Begin Material shown

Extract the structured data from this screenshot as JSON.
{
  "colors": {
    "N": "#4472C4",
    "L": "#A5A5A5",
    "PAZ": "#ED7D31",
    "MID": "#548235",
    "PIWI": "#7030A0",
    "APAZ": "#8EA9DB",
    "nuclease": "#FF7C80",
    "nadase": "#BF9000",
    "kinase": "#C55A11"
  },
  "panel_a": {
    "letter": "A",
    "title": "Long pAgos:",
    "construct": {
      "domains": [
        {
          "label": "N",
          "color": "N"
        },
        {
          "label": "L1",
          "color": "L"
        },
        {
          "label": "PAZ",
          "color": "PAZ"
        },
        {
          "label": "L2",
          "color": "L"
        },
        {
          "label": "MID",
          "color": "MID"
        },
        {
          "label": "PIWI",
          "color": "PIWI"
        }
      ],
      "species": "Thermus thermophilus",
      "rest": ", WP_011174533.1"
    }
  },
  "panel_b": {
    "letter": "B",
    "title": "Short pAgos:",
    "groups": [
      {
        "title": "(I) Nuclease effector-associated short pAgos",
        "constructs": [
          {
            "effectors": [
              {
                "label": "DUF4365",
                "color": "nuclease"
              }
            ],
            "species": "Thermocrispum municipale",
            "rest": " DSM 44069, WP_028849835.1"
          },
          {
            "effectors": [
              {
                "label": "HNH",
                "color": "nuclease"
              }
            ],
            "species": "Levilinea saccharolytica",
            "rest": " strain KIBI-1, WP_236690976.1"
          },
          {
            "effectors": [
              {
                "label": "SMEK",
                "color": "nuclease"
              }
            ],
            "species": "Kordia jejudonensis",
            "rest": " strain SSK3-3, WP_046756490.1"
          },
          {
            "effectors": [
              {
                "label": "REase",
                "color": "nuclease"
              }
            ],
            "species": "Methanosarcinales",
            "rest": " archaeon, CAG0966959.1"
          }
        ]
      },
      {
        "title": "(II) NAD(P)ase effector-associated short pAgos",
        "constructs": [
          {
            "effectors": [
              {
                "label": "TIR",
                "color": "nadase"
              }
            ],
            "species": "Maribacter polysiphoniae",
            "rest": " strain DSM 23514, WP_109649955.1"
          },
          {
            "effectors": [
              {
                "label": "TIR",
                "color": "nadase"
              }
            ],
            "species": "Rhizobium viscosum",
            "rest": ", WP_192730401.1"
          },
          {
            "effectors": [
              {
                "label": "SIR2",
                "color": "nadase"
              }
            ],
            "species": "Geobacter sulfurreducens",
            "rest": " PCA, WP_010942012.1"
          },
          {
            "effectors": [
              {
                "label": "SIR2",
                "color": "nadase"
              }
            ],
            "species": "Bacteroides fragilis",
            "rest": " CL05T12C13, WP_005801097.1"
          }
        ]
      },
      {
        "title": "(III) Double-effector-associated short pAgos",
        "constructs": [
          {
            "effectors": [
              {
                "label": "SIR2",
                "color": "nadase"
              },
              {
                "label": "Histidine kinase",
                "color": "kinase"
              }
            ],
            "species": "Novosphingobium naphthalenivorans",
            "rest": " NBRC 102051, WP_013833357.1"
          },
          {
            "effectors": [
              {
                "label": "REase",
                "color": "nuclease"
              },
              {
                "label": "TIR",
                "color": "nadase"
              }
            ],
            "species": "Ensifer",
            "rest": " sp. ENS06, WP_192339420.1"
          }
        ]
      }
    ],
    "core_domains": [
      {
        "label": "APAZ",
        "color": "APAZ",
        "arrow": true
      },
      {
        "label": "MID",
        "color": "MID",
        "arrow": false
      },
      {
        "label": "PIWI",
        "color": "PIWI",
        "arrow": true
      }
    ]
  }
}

End Material shown

§ **Directive**: Select the lines from the entries that include the word "kinase".

§ **Finished task**:
    "kinase": "#C55A11"
                "label": "Histidine kinase",
                "color": "kinase"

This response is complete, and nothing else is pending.